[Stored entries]
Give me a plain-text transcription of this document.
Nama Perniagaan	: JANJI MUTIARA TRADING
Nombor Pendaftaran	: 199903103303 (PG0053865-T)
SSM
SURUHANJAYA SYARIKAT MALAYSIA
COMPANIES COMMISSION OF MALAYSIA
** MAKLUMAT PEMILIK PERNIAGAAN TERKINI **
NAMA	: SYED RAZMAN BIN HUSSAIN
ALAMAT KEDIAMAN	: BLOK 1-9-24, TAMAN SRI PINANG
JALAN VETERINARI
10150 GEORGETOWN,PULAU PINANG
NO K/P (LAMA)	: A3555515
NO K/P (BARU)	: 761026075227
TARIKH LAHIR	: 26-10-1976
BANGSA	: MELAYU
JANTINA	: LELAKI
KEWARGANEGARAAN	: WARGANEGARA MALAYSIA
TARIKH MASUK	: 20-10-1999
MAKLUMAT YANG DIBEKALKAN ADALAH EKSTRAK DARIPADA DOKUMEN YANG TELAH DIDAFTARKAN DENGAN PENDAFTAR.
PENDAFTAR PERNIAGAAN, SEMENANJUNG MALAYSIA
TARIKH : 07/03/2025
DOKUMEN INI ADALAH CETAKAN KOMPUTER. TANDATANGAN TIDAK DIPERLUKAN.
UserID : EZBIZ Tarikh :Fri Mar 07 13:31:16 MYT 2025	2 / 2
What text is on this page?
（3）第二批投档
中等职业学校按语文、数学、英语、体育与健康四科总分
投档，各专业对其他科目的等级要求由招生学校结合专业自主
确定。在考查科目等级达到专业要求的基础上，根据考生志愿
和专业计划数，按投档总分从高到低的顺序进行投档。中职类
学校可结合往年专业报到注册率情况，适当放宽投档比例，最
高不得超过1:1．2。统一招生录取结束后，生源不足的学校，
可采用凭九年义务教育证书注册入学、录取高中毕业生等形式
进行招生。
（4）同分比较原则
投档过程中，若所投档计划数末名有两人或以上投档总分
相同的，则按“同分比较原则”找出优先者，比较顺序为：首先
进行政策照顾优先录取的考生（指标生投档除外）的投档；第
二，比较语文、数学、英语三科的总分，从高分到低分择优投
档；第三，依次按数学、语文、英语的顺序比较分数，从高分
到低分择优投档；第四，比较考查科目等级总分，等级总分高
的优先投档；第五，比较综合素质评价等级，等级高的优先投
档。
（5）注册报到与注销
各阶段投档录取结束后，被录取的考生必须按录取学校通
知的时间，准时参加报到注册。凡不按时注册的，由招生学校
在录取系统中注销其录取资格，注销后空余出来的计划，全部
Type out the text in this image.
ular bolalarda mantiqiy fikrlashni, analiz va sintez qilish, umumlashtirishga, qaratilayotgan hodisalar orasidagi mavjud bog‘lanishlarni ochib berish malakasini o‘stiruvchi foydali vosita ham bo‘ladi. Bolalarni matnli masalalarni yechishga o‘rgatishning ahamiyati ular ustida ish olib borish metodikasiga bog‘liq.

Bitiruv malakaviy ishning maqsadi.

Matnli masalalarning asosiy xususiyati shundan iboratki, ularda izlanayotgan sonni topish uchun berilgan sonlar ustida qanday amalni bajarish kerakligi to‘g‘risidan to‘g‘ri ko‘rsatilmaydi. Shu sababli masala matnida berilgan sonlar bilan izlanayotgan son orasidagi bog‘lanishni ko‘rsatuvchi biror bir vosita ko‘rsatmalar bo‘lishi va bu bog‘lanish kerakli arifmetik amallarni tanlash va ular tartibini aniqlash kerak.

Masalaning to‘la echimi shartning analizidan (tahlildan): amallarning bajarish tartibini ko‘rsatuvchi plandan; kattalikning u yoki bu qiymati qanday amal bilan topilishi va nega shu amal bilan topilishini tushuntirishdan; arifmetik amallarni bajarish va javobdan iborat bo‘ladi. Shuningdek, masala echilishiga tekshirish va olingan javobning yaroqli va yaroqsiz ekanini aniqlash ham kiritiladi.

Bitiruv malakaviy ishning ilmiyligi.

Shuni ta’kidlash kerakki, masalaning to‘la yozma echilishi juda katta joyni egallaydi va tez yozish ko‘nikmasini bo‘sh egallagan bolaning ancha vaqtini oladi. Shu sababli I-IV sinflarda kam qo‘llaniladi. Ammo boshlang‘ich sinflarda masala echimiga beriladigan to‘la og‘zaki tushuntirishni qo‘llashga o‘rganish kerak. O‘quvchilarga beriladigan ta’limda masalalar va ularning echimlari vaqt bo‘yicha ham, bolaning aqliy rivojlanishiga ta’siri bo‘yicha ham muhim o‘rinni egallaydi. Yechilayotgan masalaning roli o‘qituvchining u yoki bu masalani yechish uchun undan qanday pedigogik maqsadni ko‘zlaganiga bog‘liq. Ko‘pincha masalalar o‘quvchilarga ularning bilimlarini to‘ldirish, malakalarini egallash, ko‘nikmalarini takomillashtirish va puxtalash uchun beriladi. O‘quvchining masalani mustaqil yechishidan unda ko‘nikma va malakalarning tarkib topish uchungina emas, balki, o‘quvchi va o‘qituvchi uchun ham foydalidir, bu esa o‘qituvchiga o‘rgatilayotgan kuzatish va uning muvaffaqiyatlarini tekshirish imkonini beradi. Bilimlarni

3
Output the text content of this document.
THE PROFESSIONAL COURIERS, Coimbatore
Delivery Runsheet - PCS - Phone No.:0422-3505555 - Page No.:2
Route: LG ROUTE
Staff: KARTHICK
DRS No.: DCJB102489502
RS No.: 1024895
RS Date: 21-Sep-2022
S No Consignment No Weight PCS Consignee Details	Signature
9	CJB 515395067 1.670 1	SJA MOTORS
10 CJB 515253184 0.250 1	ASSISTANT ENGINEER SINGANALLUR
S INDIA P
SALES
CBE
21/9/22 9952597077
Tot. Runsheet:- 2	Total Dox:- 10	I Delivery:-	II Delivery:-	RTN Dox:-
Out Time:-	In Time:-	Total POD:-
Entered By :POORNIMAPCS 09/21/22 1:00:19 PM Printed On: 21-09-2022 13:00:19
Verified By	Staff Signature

▶ **THE EXERCISE**
Find "Output the text content of this document." in the data above, then repeat that line and all lines after it exactly, ending with the final line.

▶ **RESULT OF THIS EXERCISE**
Output the text content of this document.
THE PROFESSIONAL COURIERS, Coimbatore
Delivery Runsheet - PCS - Phone No.:0422-3505555 - Page No.:2
Route: LG ROUTE
Staff: KARTHICK
DRS No.: DCJB102489502
RS No.: 1024895
RS Date: 21-Sep-2022
S No Consignment No Weight PCS Consignee Details	Signature
9	CJB 515395067 1.670 1	SJA MOTORS
10 CJB 515253184 0.250 1	ASSISTANT ENGINEER SINGANALLUR
S INDIA P
SALES
CBE
21/9/22 9952597077
Tot. Runsheet:- 2	Total Dox:- 10	I Delivery:-	II Delivery:-	RTN Dox:-
Out Time:-	In Time:-	Total POD:-
Entered By :POORNIMAPCS 09/21/22 1:00:19 PM Printed On: 21-09-2022 13:00:19
Verified By	Staff Signature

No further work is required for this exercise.